### Dataset excerpts:
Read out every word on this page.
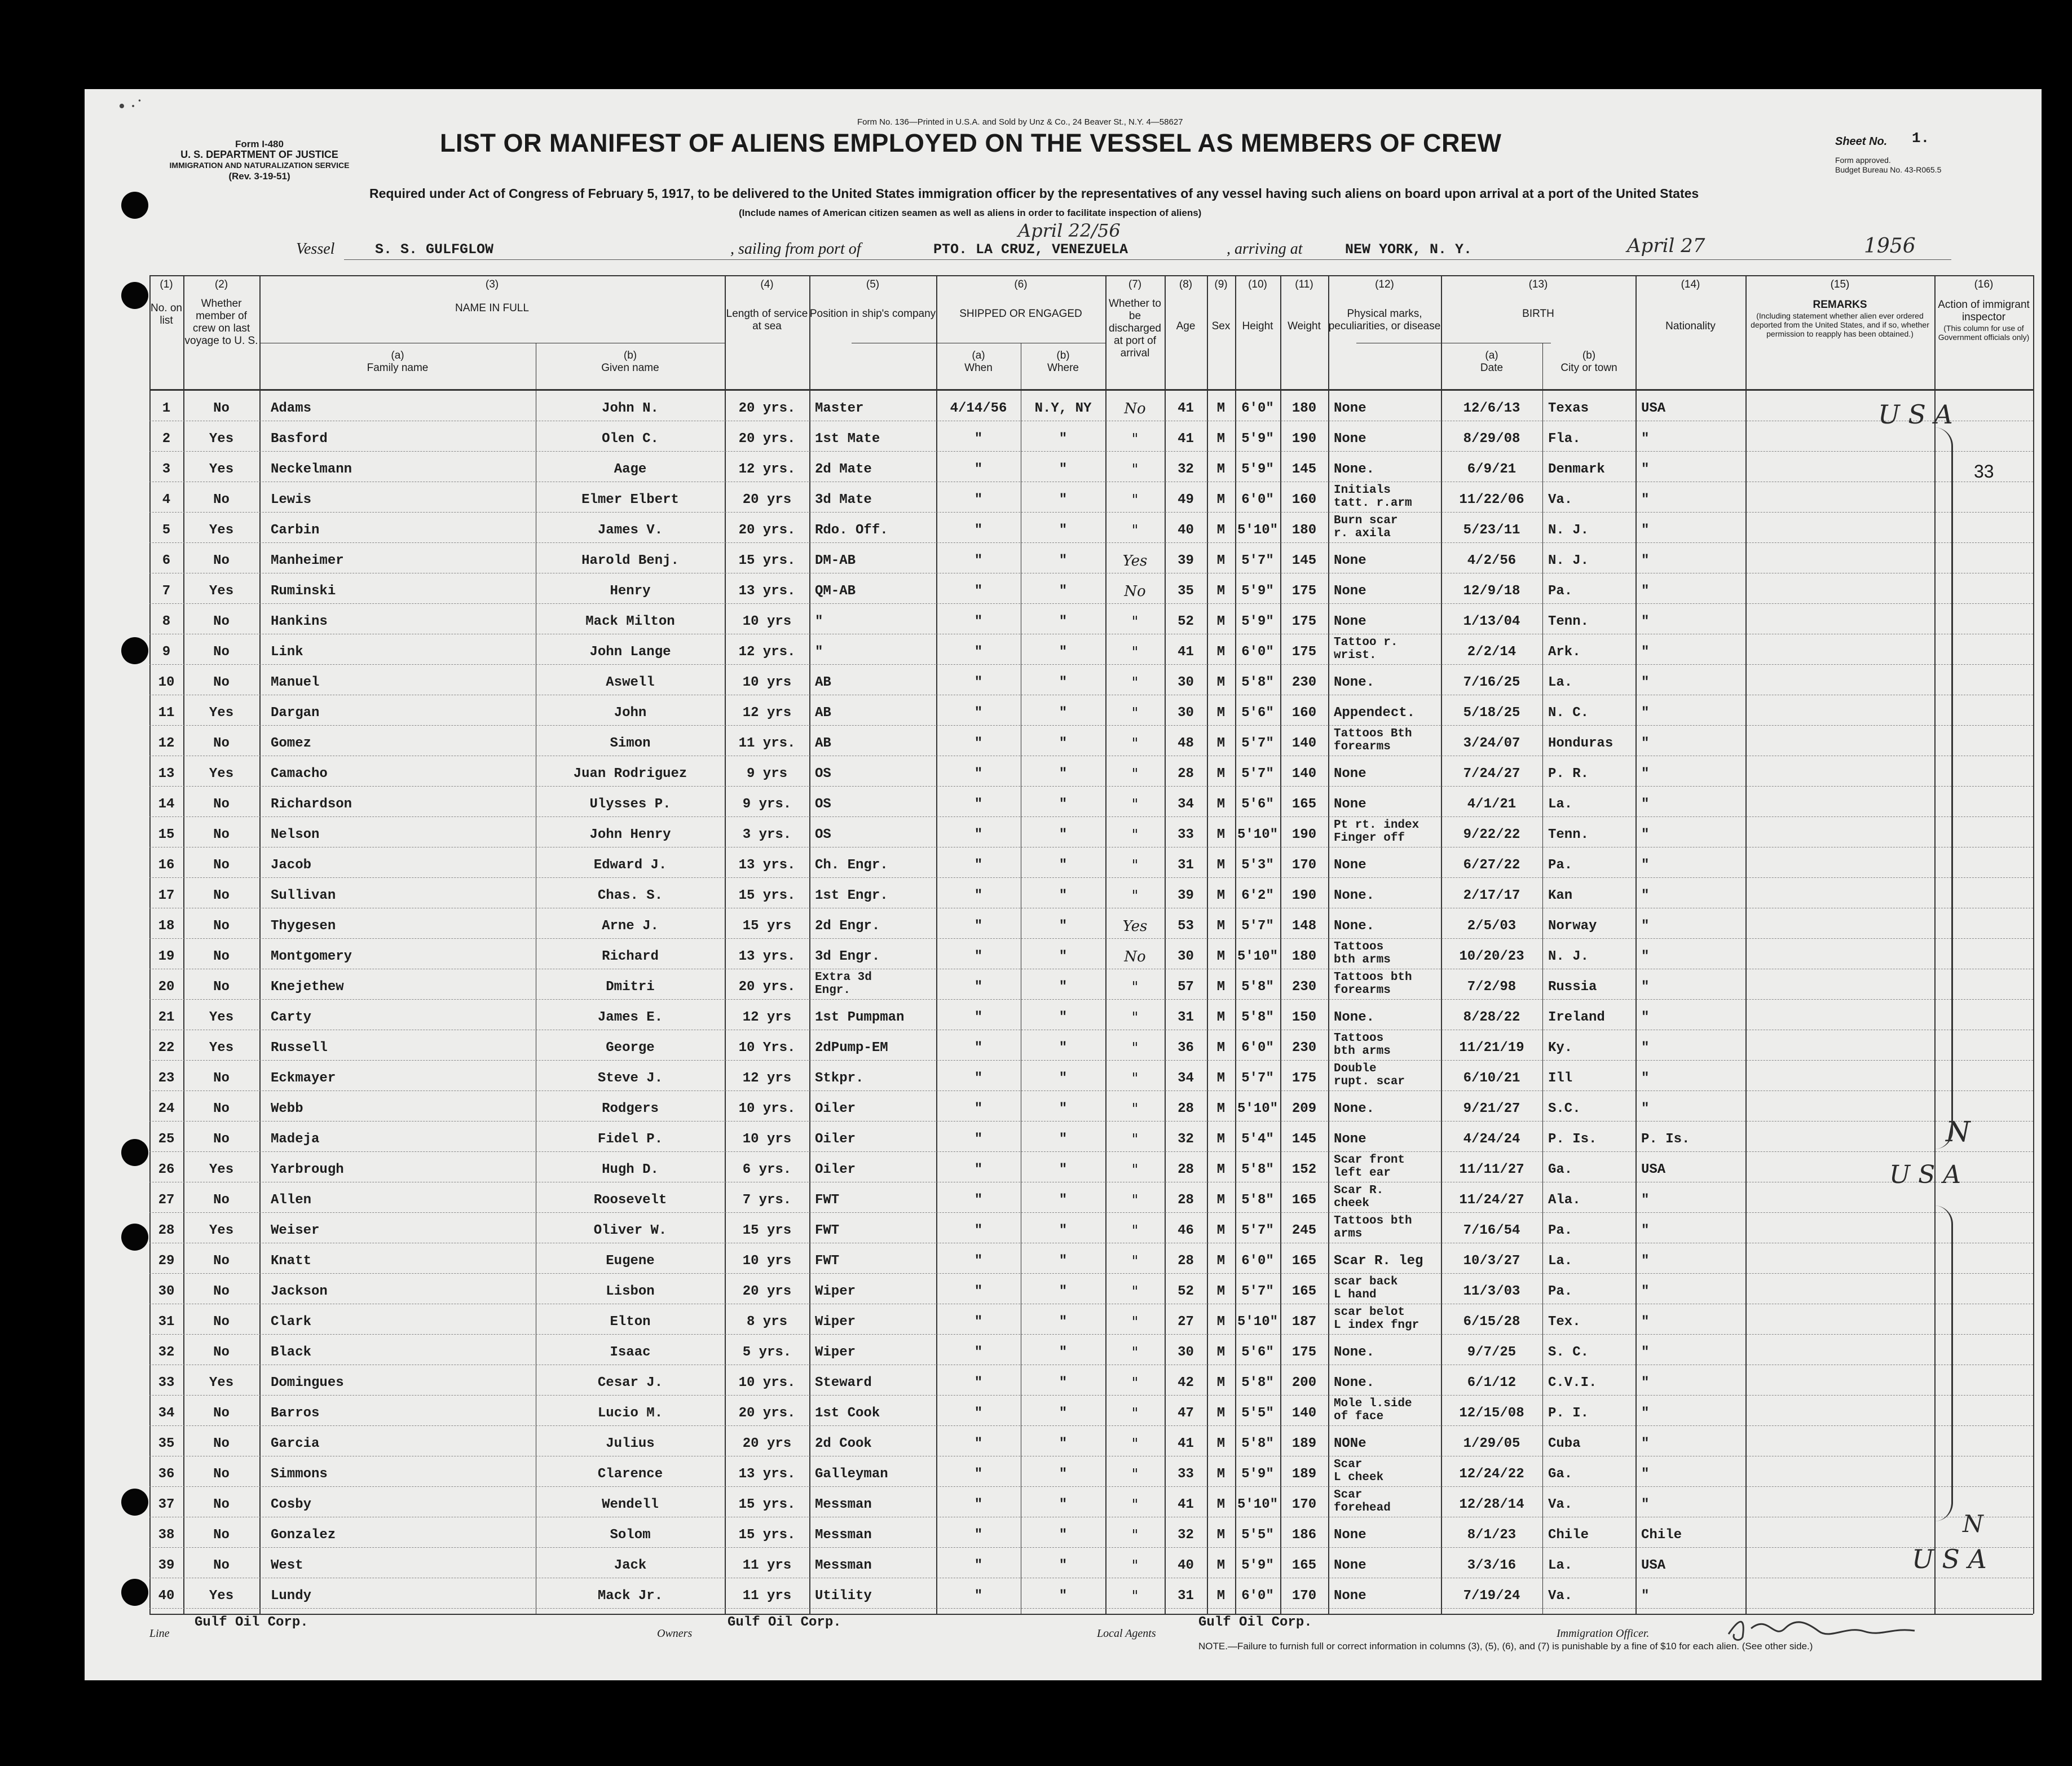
• ·˙
Form I-480
U. S. DEPARTMENT OF JUSTICE
IMMIGRATION AND NATURALIZATION SERVICE
(Rev. 3-19-51)
Form No. 136—Printed in U.S.A. and Sold by Unz & Co., 24 Beaver St., N.Y. 4—58627
LIST OR MANIFEST OF ALIENS EMPLOYED ON THE VESSEL AS MEMBERS OF CREW	Sheet No. 1.
Form approved.
Budget Bureau No. 43-R065.5
Required under Act of Congress of February 5, 1917, to be delivered to the United States immigration officer by the representatives of any vessel having such aliens on board upon arrival at a port of the United States
(Include names of American citizen seamen as well as aliens in order to facilitate inspection of aliens)
Vessel	S. S. GULFGLOW	, sailing from port of	PTO. LA CRUZ, VENEZUELA
April 22/56
, arriving at	NEW YORK, N. Y.	April 27	1956
(1)
No. on list
(2)
Whether member of crew on last voyage to U. S.
(3)
NAME IN FULL
(a)
Family name
(b)
Given name
(4)
Length of service at sea
(5)
Position in ship's company
(6)
SHIPPED OR ENGAGED
(a)
When
(b)
Where
(7)
Whether to be discharged at port of arrival
(8)
Age
(9)
Sex
(10)
Height
(11)
Weight
(12)
Physical marks, peculiarities, or disease
(13)
BIRTH
(a)
Date
(b)
City or town
(14)
Nationality
(15)
REMARKS
(Including statement whether alien ever ordered deported from the United States, and if so, whether permission to reapply has been obtained.)
(16)
Action of immigrant inspector
(This column for use of Government officials only)
1	No	Adams	John N.	20 yrs.	Master	4/14/56	N.Y, NY	No	41	M	6'0"	180	None	12/6/13	Texas	USA
2	Yes	Basford	Olen C.	20 yrs.	1st Mate	"	"	"	41	M	5'9"	190	None	8/29/08	Fla.	"
3	Yes	Neckelmann	Aage	12 yrs.	2d Mate	"	"	"	32	M	5'9"	145	None.	6/9/21	Denmark	"
4	No	Lewis	Elmer Elbert	20 yrs	3d Mate	"	"	"	49	M	6'0"	160
Initials
tatt. r.arm	11/22/06	Va.	"
5	Yes	Carbin	James V.	20 yrs.	Rdo. Off.	"	"	"	40	M 5'10"	180
Burn scar
r. axila	5/23/11	N. J.	"
6	No	Manheimer	Harold Benj.	15 yrs.	DM-AB	"	"	Yes	39	M	5'7"	145	None	4/2/56	N. J.	"
7	Yes	Ruminski	Henry	13 yrs.	QM-AB	"	"	No	35	M	5'9"	175	None	12/9/18	Pa.	"
8	No	Hankins	Mack Milton	10 yrs	"	"	"	"	52	M	5'9"	175	None	1/13/04	Tenn.	"
9	No	Link	John Lange	12 yrs.	"	"	"	"	41	M	6'0"	175
Tattoo r.
wrist.	2/2/14	Ark.	"
10	No	Manuel	Aswell	10 yrs	AB	"	"	"	30	M	5'8"	230	None.	7/16/25	La.	"
11	Yes	Dargan	John	12 yrs	AB	"	"	"	30	M	5'6"	160	Appendect.	5/18/25	N. C.	"
12	No	Gomez	Simon	11 yrs.	AB	"	"	"	48	M	5'7"	140
Tattoos Bth
forearms	3/24/07	Honduras	"
13	Yes	Camacho	Juan Rodriguez	9 yrs	OS	"	"	"	28	M	5'7"	140	None	7/24/27	P. R.	"
14	No	Richardson	Ulysses P.	9 yrs.	OS	"	"	"	34	M	5'6"	165	None	4/1/21	La.	"
15	No	Nelson	John Henry	3 yrs.	OS	"	"	"	33	M 5'10"	190
Pt rt. index
Finger off	9/22/22	Tenn.	"
16	No	Jacob	Edward J.	13 yrs.	Ch. Engr.	"	"	"	31	M	5'3"	170	None	6/27/22	Pa.	"
17	No	Sullivan	Chas. S.	15 yrs.	1st Engr.	"	"	"	39	M	6'2"	190	None.	2/17/17	Kan	"
18	No	Thygesen	Arne J.	15 yrs	2d Engr.	"	"	Yes	53	M	5'7"	148	None.	2/5/03	Norway	"
19	No	Montgomery	Richard	13 yrs.	3d Engr.	"	"	No	30	M 5'10"	180
Tattoos
bth arms	10/20/23	N. J.	"
20	No	Knejethew	Dmitri	20 yrs.
Extra 3d
Engr.	"	"	"	57	M	5'8"	230
Tattoos bth
forearms	7/2/98	Russia	"
21	Yes	Carty	James E.	12 yrs	1st Pumpman	"	"	"	31	M	5'8"	150	None.	8/28/22	Ireland	"
22	Yes	Russell	George	10 Yrs.	2dPump-EM	"	"	"	36	M	6'0"	230
Tattoos
bth arms	11/21/19	Ky.	"
23	No	Eckmayer	Steve J.	12 yrs	Stkpr.	"	"	"	34	M	5'7"	175
Double
rupt. scar	6/10/21	Ill	"
24	No	Webb	Rodgers	10 yrs.	Oiler	"	"	"	28	M 5'10"	209	None.	9/21/27	S.C.	"
25	No	Madeja	Fidel P.	10 yrs	Oiler	"	"	"	32	M	5'4"	145	None	4/24/24	P. Is.	P. Is.
26	Yes	Yarbrough	Hugh D.	6 yrs.	Oiler	"	"	"	28	M	5'8"	152
Scar front
left ear	11/11/27	Ga.	USA
27	No	Allen	Roosevelt	7 yrs.	FWT	"	"	"	28	M	5'8"	165
Scar R.
cheek	11/24/27	Ala.	"
28	Yes	Weiser	Oliver W.	15 yrs	FWT	"	"	"	46	M	5'7"	245
Tattoos bth
arms	7/16/54	Pa.	"
29	No	Knatt	Eugene	10 yrs	FWT	"	"	"	28	M	6'0"	165	Scar R. leg	10/3/27	La.	"
30	No	Jackson	Lisbon	20 yrs	Wiper	"	"	"	52	M	5'7"	165
scar back
L hand	11/3/03	Pa.	"
31	No	Clark	Elton	8 yrs	Wiper	"	"	"	27	M 5'10"	187
scar belot
L index fngr	6/15/28	Tex.	"
32	No	Black	Isaac	5 yrs.	Wiper	"	"	"	30	M	5'6"	175	None.	9/7/25	S. C.	"
33	Yes	Domingues	Cesar J.	10 yrs.	Steward	"	"	"	42	M	5'8"	200	None.	6/1/12	C.V.I.	"
34	No	Barros	Lucio M.	20 yrs.	1st Cook	"	"	"	47	M	5'5"	140
Mole l.side
of face	12/15/08	P. I.	"
35	No	Garcia	Julius	20 yrs	2d Cook	"	"	"	41	M	5'8"	189	NONe	1/29/05	Cuba	"
36	No	Simmons	Clarence	13 yrs.	Galleyman	"	"	"	33	M	5'9"	189
Scar
L cheek	12/24/22	Ga.	"
37	No	Cosby	Wendell	15 yrs.	Messman	"	"	"	41	M 5'10"	170
Scar
forehead	12/28/14	Va.	"
38	No	Gonzalez	Solom	15 yrs.	Messman	"	"	"	32	M	5'5"	186	None	8/1/23	Chile	Chile
39	No	West	Jack	11 yrs	Messman	"	"	"	40	M	5'9"	165	None	3/3/16	La.	USA
40	Yes	Lundy	Mack Jr.	11 yrs	Utility	"	"	"	31	M	6'0"	170	None	7/19/24	Va.	"
U S A
N
U S A
N
U S A
33
Line
Gulf Oil Corp.
Owners
Gulf Oil Corp.
Local Agents
Gulf Oil Corp.
Immigration Officer.
NOTE.—Failure to furnish full or correct information in columns (3), (5), (6), and (7) is punishable by a fine of $10 for each alien. (See other side.)
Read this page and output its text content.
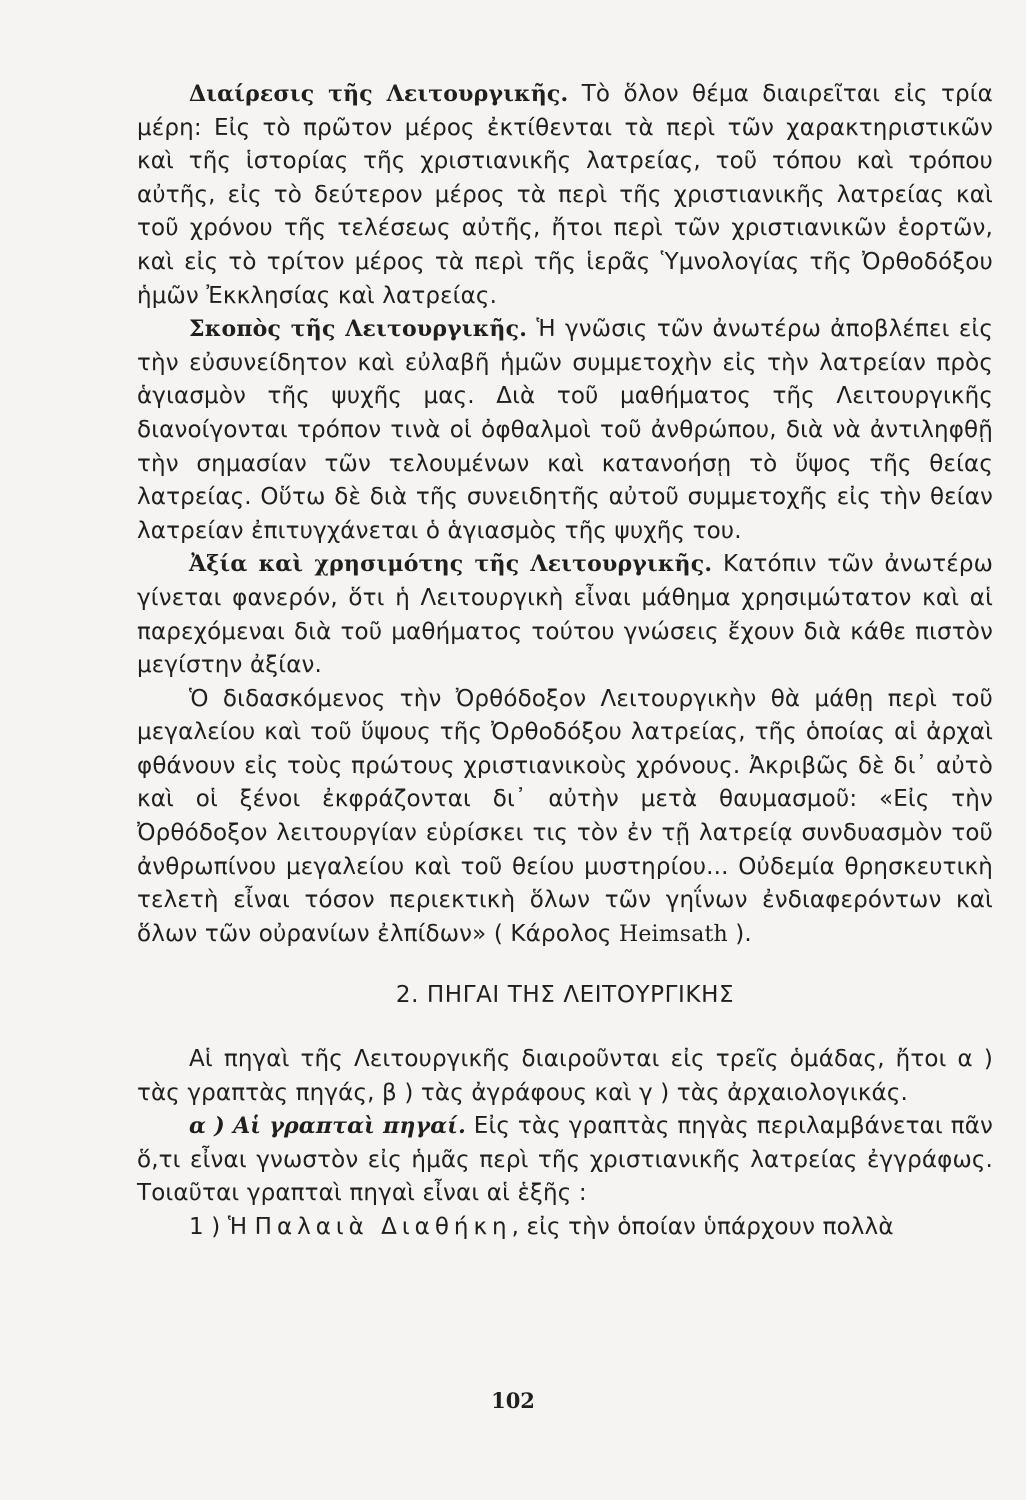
Διαίρεσις τῆς Λειτουργικῆς. Τὸ ὅλον θέμα διαιρεῖται εἰς τρία μέρη: Εἰς τὸ πρῶτον μέρος ἐκτίθενται τὰ περὶ τῶν χαρακτηριστικῶν καὶ τῆς ἱστορίας τῆς χριστιανικῆς λατρείας, τοῦ τόπου καὶ τρόπου αὐτῆς, εἰς τὸ δεύτερον μέρος τὰ περὶ τῆς χριστιανικῆς λατρείας καὶ τοῦ χρόνου τῆς τελέσεως αὐτῆς, ἤτοι περὶ τῶν χριστιανικῶν ἑορτῶν, καὶ εἰς τὸ τρίτον μέρος τὰ περὶ τῆς ἱερᾶς Ὑμνολογίας τῆς Ὀρθοδόξου ἡμῶν Ἐκκλησίας καὶ λατρείας.

Σκοπὸς τῆς Λειτουργικῆς. Ἡ γνῶσις τῶν ἀνωτέρω ἀποβλέπει εἰς τὴν εὐσυνείδητον καὶ εὐλαβῆ ἡμῶν συμμετοχὴν εἰς τὴν λατρείαν πρὸς ἁγιασμὸν τῆς ψυχῆς μας. Διὰ τοῦ μαθήματος τῆς Λειτουργικῆς διανοίγονται τρόπον τινὰ οἱ ὀφθαλμοὶ τοῦ ἀνθρώπου, διὰ νὰ ἀντιληφθῇ τὴν σημασίαν τῶν τελουμένων καὶ κατανοήσῃ τὸ ὕψος τῆς θείας λατρείας. Οὕτω δὲ διὰ τῆς συνειδητῆς αὐτοῦ συμμετοχῆς εἰς τὴν θείαν λατρείαν ἐπιτυγχάνεται ὁ ἁγιασμὸς τῆς ψυχῆς του.

Ἀξία καὶ χρησιμότης τῆς Λειτουργικῆς. Κατόπιν τῶν ἀνωτέρω γίνεται φανερόν, ὅτι ἡ Λειτουργικὴ εἶναι μάθημα χρησιμώτατον καὶ αἱ παρεχόμεναι διὰ τοῦ μαθήματος τούτου γνώσεις ἔχουν διὰ κάθε πιστὸν μεγίστην ἀξίαν.

Ὁ διδασκόμενος τὴν Ὀρθόδοξον Λειτουργικὴν θὰ μάθῃ περὶ τοῦ μεγαλείου καὶ τοῦ ὕψους τῆς Ὀρθοδόξου λατρείας, τῆς ὁποίας αἱ ἀρχαὶ φθάνουν εἰς τοὺς πρώτους χριστιανικοὺς χρόνους. Ἀκριβῶς δὲ δι᾽ αὐτὸ καὶ οἱ ξένοι ἐκφράζονται δι᾽ αὐτὴν μετὰ θαυμασμοῦ: «Εἰς τὴν Ὀρθόδοξον λειτουργίαν εὑρίσκει τις τὸν ἐν τῇ λατρείᾳ συνδυασμὸν τοῦ ἀνθρωπίνου μεγαλείου καὶ τοῦ θείου μυστηρίου... Οὐδεμία θρησκευτικὴ τελετὴ εἶναι τόσον περιεκτικὴ ὅλων τῶν γηΐνων ἐνδιαφερόντων καὶ ὅλων τῶν οὐρανίων ἐλπίδων» ( Κάρολος Heimsath ).

2. ΠΗΓΑΙ ΤΗΣ ΛΕΙΤΟΥΡΓΙΚΗΣ

Αἱ πηγαὶ τῆς Λειτουργικῆς διαιροῦνται εἰς τρεῖς ὁμάδας, ἤτοι α ) τὰς γραπτὰς πηγάς, β ) τὰς ἀγράφους καὶ γ ) τὰς ἀρχαιολογικάς.

α ) Αἱ γραπταὶ πηγαί. Εἰς τὰς γραπτὰς πηγὰς περιλαμβάνεται πᾶν ὅ,τι εἶναι γνωστὸν εἰς ἡμᾶς περὶ τῆς χριστιανικῆς λατρείας ἐγγράφως. Τοιαῦται γραπταὶ πηγαὶ εἶναι αἱ ἑξῆς :

1 ) Ἡ Παλαιὰ Διαθήκη, εἰς τὴν ὁποίαν ὑπάρχουν πολλὰ

102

### Problem:
Extract every line from the records above that contains the word "arrival".

### Result of this task:
Required under Act of Congress of February 5, 1917, to be delivered to the United States immigration officer by the representatives of any vessel having such aliens on board upon arrival at a port of the United States
Whether to be discharged at port of arrival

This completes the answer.